▶ **Aim**
Gather all lines in the entries below that include the word "name".
— Begin Data —
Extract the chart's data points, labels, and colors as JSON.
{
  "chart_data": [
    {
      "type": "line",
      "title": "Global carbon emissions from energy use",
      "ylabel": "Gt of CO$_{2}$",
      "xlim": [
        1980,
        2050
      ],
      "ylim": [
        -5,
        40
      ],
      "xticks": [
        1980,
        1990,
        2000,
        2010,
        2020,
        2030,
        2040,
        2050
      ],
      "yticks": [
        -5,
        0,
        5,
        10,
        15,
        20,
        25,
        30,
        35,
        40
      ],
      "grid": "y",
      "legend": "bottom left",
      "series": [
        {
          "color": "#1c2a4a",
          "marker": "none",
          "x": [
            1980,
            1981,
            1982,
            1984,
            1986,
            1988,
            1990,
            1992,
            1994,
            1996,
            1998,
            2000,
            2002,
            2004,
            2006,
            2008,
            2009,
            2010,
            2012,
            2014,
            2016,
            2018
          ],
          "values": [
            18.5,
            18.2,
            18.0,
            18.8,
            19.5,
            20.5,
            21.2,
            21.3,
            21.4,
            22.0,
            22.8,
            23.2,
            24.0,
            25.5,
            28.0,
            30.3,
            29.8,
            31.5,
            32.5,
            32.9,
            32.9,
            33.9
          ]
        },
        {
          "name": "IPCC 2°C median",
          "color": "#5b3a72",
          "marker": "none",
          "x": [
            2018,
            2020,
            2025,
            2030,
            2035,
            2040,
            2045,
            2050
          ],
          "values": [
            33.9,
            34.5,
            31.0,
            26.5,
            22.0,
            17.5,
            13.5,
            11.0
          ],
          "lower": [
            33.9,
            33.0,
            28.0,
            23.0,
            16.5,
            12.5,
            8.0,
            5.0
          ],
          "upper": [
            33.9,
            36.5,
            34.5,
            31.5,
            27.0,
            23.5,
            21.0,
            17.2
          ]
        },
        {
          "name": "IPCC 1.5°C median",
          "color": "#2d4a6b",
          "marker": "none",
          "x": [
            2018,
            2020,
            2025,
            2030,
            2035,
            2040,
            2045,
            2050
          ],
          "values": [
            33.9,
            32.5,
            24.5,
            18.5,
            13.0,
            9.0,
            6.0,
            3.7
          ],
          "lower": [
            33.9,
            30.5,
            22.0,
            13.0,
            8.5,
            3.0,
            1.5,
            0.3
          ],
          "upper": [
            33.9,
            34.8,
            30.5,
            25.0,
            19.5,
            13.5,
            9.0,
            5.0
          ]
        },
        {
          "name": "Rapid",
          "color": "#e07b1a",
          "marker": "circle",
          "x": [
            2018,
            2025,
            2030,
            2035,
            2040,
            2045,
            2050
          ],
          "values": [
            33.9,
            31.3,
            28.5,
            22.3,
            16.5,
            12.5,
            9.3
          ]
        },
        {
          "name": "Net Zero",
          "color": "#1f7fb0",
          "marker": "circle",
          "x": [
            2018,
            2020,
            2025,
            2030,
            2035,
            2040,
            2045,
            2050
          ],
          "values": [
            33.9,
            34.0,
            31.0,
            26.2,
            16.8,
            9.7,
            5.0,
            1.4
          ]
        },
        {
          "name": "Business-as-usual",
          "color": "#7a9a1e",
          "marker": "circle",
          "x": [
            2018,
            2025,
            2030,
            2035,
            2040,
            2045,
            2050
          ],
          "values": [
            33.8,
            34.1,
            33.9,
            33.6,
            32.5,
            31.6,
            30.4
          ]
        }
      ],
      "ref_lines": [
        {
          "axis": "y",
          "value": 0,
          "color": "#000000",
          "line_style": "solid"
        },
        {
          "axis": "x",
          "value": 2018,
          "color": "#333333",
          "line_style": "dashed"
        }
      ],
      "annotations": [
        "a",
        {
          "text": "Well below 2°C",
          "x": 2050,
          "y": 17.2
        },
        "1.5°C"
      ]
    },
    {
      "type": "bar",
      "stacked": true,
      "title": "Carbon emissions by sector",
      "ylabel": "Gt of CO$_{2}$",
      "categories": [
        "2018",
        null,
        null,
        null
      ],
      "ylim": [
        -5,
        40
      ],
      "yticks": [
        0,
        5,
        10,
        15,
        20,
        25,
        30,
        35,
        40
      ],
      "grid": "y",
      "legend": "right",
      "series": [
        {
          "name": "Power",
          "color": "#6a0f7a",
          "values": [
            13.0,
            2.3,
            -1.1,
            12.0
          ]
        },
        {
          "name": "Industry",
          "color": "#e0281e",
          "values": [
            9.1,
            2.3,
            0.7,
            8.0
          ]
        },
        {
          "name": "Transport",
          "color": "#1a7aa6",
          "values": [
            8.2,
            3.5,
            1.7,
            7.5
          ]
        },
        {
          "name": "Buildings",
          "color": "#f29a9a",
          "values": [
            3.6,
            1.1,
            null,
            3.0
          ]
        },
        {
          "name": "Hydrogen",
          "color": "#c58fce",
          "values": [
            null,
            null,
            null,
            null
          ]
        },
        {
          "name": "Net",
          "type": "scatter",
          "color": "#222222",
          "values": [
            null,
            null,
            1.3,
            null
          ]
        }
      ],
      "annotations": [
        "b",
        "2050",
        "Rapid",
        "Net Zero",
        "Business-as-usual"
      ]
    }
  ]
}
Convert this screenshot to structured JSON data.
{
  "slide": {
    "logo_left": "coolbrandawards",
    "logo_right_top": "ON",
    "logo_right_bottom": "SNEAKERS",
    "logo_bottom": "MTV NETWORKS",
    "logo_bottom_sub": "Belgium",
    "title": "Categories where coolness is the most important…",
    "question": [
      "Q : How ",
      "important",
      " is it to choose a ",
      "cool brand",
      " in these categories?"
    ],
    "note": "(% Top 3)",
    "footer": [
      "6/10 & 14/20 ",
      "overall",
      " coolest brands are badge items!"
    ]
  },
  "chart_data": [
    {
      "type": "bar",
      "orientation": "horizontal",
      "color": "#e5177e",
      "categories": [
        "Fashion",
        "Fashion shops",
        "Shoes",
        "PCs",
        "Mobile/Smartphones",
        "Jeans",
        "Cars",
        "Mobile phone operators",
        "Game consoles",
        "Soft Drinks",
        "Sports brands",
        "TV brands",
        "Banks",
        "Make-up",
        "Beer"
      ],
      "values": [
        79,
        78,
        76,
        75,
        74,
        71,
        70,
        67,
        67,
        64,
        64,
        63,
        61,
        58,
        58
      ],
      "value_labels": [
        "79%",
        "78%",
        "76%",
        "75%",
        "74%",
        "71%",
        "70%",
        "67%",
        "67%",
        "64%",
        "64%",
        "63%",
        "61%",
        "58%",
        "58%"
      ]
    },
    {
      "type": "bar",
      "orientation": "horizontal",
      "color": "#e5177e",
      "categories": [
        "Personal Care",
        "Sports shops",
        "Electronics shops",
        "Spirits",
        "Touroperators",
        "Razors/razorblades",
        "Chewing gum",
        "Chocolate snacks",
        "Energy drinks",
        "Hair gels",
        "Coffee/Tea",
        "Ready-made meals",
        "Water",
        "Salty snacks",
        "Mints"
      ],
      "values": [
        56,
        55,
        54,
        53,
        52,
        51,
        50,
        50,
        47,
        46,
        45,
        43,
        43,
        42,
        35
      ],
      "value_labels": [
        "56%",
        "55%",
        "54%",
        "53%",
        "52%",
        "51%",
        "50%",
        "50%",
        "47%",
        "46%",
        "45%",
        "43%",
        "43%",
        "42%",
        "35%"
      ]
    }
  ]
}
— End Data —
▶ **Response**
          "name": "IPCC 2°C median",
          "name": "IPCC 1.5°C median",
          "name": "Rapid",
          "name": "Net Zero",
          "name": "Business-as-usual",
          "name": "Power",
          "name": "Industry",
          "name": "Transport",
          "name": "Buildings",
          "name": "Hydrogen",
          "name": "Net",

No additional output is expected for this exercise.